What you will do: Extract, verbatim, all lines starting at the one containing "What data populates" and ending with the final line of the listing, and no others.

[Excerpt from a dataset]
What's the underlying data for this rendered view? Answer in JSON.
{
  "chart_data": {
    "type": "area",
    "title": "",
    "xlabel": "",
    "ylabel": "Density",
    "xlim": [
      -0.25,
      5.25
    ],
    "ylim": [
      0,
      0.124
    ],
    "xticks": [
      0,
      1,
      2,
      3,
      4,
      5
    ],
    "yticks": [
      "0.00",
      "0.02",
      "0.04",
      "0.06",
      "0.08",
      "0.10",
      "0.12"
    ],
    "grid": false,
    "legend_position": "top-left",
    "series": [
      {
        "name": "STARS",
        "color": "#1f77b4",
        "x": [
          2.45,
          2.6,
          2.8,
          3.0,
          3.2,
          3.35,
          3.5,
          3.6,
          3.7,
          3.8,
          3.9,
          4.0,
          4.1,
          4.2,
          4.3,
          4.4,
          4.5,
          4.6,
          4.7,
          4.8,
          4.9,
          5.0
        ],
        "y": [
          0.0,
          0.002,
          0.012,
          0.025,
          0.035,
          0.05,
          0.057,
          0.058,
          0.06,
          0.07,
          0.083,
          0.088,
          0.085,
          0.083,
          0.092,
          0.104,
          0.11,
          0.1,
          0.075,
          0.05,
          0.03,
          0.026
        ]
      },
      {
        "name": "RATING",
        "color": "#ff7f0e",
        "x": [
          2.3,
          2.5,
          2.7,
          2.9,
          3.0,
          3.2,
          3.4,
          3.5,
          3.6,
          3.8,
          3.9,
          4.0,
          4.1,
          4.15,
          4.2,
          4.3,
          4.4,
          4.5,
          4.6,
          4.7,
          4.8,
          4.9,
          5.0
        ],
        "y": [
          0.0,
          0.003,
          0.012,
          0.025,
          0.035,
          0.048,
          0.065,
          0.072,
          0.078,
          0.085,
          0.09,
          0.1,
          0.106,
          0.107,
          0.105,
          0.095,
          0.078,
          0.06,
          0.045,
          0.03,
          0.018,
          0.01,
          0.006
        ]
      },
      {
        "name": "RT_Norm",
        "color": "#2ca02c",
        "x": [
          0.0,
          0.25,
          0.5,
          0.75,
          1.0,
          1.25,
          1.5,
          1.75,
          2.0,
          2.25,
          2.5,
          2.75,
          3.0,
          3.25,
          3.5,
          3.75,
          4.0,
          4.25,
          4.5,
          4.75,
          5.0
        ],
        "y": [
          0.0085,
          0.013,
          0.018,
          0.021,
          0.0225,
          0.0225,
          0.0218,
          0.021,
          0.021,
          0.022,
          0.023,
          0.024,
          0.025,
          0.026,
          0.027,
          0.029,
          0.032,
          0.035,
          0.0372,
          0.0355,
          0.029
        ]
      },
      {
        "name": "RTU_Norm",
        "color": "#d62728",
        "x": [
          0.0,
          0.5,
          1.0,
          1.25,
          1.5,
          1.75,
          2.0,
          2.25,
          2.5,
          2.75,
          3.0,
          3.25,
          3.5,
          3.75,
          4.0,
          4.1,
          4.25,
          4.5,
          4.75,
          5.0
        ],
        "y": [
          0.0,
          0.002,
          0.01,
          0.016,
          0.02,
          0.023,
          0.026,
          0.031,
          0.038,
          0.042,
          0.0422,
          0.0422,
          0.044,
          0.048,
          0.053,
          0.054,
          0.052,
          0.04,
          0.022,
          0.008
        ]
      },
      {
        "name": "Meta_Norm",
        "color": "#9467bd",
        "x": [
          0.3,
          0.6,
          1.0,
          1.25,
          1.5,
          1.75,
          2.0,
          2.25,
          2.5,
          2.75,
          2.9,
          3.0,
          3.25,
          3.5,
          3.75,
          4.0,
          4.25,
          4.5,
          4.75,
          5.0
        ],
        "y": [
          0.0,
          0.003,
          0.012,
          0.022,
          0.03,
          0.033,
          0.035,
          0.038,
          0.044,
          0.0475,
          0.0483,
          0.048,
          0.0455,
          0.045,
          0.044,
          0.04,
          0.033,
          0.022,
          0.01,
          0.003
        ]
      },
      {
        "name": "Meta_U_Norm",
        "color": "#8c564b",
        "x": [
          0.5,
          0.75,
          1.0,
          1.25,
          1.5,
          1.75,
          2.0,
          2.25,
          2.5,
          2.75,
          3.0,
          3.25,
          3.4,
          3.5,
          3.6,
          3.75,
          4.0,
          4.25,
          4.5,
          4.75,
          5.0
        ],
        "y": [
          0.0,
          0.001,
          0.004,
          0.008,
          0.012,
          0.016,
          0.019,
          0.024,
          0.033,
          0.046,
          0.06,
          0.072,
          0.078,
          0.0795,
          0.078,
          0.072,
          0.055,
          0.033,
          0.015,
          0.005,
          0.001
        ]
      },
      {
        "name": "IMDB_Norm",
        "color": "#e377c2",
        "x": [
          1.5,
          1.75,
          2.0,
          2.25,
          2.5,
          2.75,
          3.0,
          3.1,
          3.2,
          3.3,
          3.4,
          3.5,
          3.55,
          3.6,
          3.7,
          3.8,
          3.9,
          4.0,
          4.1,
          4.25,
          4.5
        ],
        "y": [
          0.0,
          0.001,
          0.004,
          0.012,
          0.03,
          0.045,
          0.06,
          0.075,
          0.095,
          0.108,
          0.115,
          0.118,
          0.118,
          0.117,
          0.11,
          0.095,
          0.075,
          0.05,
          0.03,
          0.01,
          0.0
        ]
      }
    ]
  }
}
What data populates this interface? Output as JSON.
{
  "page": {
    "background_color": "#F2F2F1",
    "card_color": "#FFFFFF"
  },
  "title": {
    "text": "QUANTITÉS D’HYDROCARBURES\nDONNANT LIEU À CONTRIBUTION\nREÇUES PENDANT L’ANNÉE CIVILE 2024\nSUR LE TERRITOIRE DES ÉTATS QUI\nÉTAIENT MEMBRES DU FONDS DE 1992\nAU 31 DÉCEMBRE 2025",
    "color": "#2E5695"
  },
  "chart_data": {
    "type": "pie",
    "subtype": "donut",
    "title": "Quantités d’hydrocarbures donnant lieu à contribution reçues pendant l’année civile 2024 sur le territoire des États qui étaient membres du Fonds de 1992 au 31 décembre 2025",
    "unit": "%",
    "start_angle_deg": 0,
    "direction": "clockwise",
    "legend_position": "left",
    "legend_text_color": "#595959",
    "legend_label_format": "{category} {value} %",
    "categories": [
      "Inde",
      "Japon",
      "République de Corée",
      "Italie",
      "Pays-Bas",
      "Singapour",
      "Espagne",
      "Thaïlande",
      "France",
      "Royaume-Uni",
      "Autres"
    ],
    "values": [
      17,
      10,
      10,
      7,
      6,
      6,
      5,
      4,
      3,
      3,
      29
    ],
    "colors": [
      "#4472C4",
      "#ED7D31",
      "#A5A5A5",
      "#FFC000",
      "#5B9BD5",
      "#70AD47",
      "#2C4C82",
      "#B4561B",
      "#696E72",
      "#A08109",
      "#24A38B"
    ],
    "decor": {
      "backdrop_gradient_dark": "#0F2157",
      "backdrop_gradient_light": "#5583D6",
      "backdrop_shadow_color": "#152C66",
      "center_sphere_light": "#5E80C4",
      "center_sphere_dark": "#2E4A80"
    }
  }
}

Exercise response:
What data populates this interface? Output as JSON.
{
  "page": {
    "background_color": "#F2F2F1",
    "card_color": "#FFFFFF"
  },
  "title": {
    "text": "QUANTITÉS D’HYDROCARBURES\nDONNANT LIEU À CONTRIBUTION\nREÇUES PENDANT L’ANNÉE CIVILE 2024\nSUR LE TERRITOIRE DES ÉTATS QUI\nÉTAIENT MEMBRES DU FONDS DE 1992\nAU 31 DÉCEMBRE 2025",
    "color": "#2E5695"
  },
  "chart_data": {
    "type": "pie",
    "subtype": "donut",
    "title": "Quantités d’hydrocarbures donnant lieu à contribution reçues pendant l’année civile 2024 sur le territoire des États qui étaient membres du Fonds de 1992 au 31 décembre 2025",
    "unit": "%",
    "start_angle_deg": 0,
    "direction": "clockwise",
    "legend_position": "left",
    "legend_text_color": "#595959",
    "legend_label_format": "{category} {value} %",
    "categories": [
      "Inde",
      "Japon",
      "République de Corée",
      "Italie",
      "Pays-Bas",
      "Singapour",
      "Espagne",
      "Thaïlande",
      "France",
      "Royaume-Uni",
      "Autres"
    ],
    "values": [
      17,
      10,
      10,
      7,
      6,
      6,
      5,
      4,
      3,
      3,
      29
    ],
    "colors": [
      "#4472C4",
      "#ED7D31",
      "#A5A5A5",
      "#FFC000",
      "#5B9BD5",
      "#70AD47",
      "#2C4C82",
      "#B4561B",
      "#696E72",
      "#A08109",
      "#24A38B"
    ],
    "decor": {
      "backdrop_gradient_dark": "#0F2157",
      "backdrop_gradient_light": "#5583D6",
      "backdrop_shadow_color": "#152C66",
      "center_sphere_light": "#5E80C4",
      "center_sphere_dark": "#2E4A80"
    }
  }
}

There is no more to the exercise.